▸ Stated exercise:
Transcribe the records in full, keeping every character as it is.
# # # # # # #
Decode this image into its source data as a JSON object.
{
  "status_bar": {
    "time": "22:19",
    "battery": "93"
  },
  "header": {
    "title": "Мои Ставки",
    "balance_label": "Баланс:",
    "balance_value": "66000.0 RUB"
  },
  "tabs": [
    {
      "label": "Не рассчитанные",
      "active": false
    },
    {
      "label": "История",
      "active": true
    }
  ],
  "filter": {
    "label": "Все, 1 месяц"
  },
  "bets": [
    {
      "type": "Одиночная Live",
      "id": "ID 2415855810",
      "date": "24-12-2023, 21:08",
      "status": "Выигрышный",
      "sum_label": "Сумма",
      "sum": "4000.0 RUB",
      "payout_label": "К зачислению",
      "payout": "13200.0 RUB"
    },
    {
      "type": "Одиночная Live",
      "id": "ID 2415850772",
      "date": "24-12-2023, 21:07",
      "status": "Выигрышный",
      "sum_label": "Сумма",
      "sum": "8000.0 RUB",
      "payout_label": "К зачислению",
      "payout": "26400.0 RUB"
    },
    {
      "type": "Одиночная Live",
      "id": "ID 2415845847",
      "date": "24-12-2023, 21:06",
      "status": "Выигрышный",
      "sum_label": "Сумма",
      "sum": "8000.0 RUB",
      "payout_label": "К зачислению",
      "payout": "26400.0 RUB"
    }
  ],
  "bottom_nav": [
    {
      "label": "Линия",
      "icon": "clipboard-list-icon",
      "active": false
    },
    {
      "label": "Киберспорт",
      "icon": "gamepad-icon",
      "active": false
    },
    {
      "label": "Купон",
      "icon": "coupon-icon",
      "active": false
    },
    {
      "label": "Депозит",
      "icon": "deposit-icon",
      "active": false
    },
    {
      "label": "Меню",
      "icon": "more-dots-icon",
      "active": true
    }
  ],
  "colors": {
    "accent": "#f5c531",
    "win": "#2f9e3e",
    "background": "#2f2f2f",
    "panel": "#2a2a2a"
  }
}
# # # # # # #
▸ Solved problem:
Decode this image into its source data as a JSON object.
{
  "status_bar": {
    "time": "22:19",
    "battery": "93"
  },
  "header": {
    "title": "Мои Ставки",
    "balance_label": "Баланс:",
    "balance_value": "66000.0 RUB"
  },
  "tabs": [
    {
      "label": "Не рассчитанные",
      "active": false
    },
    {
      "label": "История",
      "active": true
    }
  ],
  "filter": {
    "label": "Все, 1 месяц"
  },
  "bets": [
    {
      "type": "Одиночная Live",
      "id": "ID 2415855810",
      "date": "24-12-2023, 21:08",
      "status": "Выигрышный",
      "sum_label": "Сумма",
      "sum": "4000.0 RUB",
      "payout_label": "К зачислению",
      "payout": "13200.0 RUB"
    },
    {
      "type": "Одиночная Live",
      "id": "ID 2415850772",
      "date": "24-12-2023, 21:07",
      "status": "Выигрышный",
      "sum_label": "Сумма",
      "sum": "8000.0 RUB",
      "payout_label": "К зачислению",
      "payout": "26400.0 RUB"
    },
    {
      "type": "Одиночная Live",
      "id": "ID 2415845847",
      "date": "24-12-2023, 21:06",
      "status": "Выигрышный",
      "sum_label": "Сумма",
      "sum": "8000.0 RUB",
      "payout_label": "К зачислению",
      "payout": "26400.0 RUB"
    }
  ],
  "bottom_nav": [
    {
      "label": "Линия",
      "icon": "clipboard-list-icon",
      "active": false
    },
    {
      "label": "Киберспорт",
      "icon": "gamepad-icon",
      "active": false
    },
    {
      "label": "Купон",
      "icon": "coupon-icon",
      "active": false
    },
    {
      "label": "Депозит",
      "icon": "deposit-icon",
      "active": false
    },
    {
      "label": "Меню",
      "icon": "more-dots-icon",
      "active": true
    }
  ],
  "colors": {
    "accent": "#f5c531",
    "win": "#2f9e3e",
    "background": "#2f2f2f",
    "panel": "#2a2a2a"
  }
}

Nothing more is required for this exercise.